*Exercise requirements*
Skip the pictures and quote all of the lines exactly.

[Items from a data source]
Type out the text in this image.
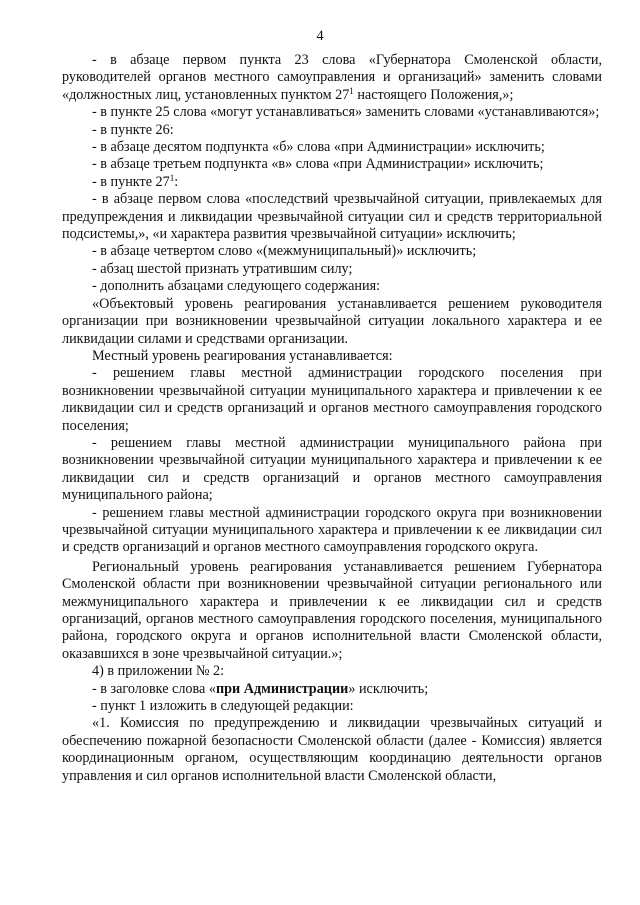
4

- в абзаце первом пункта 23 слова «Губернатора Смоленской области, руководителей органов местного самоуправления и организаций» заменить словами «должностных лиц, установленных пунктом $27^1$ настоящего Положения,»;

- в пункте 25 слова «могут устанавливаться» заменить словами «устанавливаются»;

- в пункте 26:

- в абзаце десятом подпункта «б» слова «при Администрации» исключить;

- в абзаце третьем подпункта «в» слова «при Администрации» исключить;

- в пункте $27^1$:

- в абзаце первом слова «последствий чрезвычайной ситуации, привлекаемых для предупреждения и ликвидации чрезвычайной ситуации сил и средств территориальной подсистемы,», «и характера развития чрезвычайной ситуации» исключить;

- в абзаце четвертом слово «(межмуниципальный)» исключить;

- абзац шестой признать утратившим силу;

- дополнить абзацами следующего содержания:

«Объектовый уровень реагирования устанавливается решением руководителя организации при возникновении чрезвычайной ситуации локального характера и ее ликвидации силами и средствами организации.

Местный уровень реагирования устанавливается:

- решением главы местной администрации городского поселения при возникновении чрезвычайной ситуации муниципального характера и привлечении к ее ликвидации сил и средств организаций и органов местного самоуправления городского поселения;

- решением главы местной администрации муниципального района при возникновении чрезвычайной ситуации муниципального характера и привлечении к ее ликвидации сил и средств организаций и органов местного самоуправления муниципального района;

- решением главы местной администрации городского округа при возникновении чрезвычайной ситуации муниципального характера и привлечении к ее ликвидации сил и средств организаций и органов местного самоуправления городского округа.

Региональный уровень реагирования устанавливается решением Губернатора Смоленской области при возникновении чрезвычайной ситуации регионального или межмуниципального характера и привлечении к ее ликвидации сил и средств организаций, органов местного самоуправления городского поселения, муниципального района, городского округа и органов исполнительной власти Смоленской области, оказавшихся в зоне чрезвычайной ситуации.»;

4) в приложении № 2:

- в заголовке слова «при Администрации» исключить;

- пункт 1 изложить в следующей редакции:

«1. Комиссия по предупреждению и ликвидации чрезвычайных ситуаций и обеспечению пожарной безопасности Смоленской области (далее - Комиссия) является координационным органом, осуществляющим координацию деятельности органов управления и сил органов исполнительной власти Смоленской области,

*Task output*
Type out the text in this image.
4

- в абзаце первом пункта 23 слова «Губернатора Смоленской области, руководителей органов местного самоуправления и организаций» заменить словами «должностных лиц, установленных пунктом $27^1$ настоящего Положения,»;

- в пункте 25 слова «могут устанавливаться» заменить словами «устанавливаются»;

- в пункте 26:

- в абзаце десятом подпункта «б» слова «при Администрации» исключить;

- в абзаце третьем подпункта «в» слова «при Администрации» исключить;

- в пункте $27^1$:

- в абзаце первом слова «последствий чрезвычайной ситуации, привлекаемых для предупреждения и ликвидации чрезвычайной ситуации сил и средств территориальной подсистемы,», «и характера развития чрезвычайной ситуации» исключить;

- в абзаце четвертом слово «(межмуниципальный)» исключить;

- абзац шестой признать утратившим силу;

- дополнить абзацами следующего содержания:

«Объектовый уровень реагирования устанавливается решением руководителя организации при возникновении чрезвычайной ситуации локального характера и ее ликвидации силами и средствами организации.

Местный уровень реагирования устанавливается:

- решением главы местной администрации городского поселения при возникновении чрезвычайной ситуации муниципального характера и привлечении к ее ликвидации сил и средств организаций и органов местного самоуправления городского поселения;

- решением главы местной администрации муниципального района при возникновении чрезвычайной ситуации муниципального характера и привлечении к ее ликвидации сил и средств организаций и органов местного самоуправления муниципального района;

- решением главы местной администрации городского округа при возникновении чрезвычайной ситуации муниципального характера и привлечении к ее ликвидации сил и средств организаций и органов местного самоуправления городского округа.

Региональный уровень реагирования устанавливается решением Губернатора Смоленской области при возникновении чрезвычайной ситуации регионального или межмуниципального характера и привлечении к ее ликвидации сил и средств организаций, органов местного самоуправления городского поселения, муниципального района, городского округа и органов исполнительной власти Смоленской области, оказавшихся в зоне чрезвычайной ситуации.»;

4) в приложении № 2:

- в заголовке слова «при Администрации» исключить;

- пункт 1 изложить в следующей редакции:

«1. Комиссия по предупреждению и ликвидации чрезвычайных ситуаций и обеспечению пожарной безопасности Смоленской области (далее - Комиссия) является координационным органом, осуществляющим координацию деятельности органов управления и сил органов исполнительной власти Смоленской области,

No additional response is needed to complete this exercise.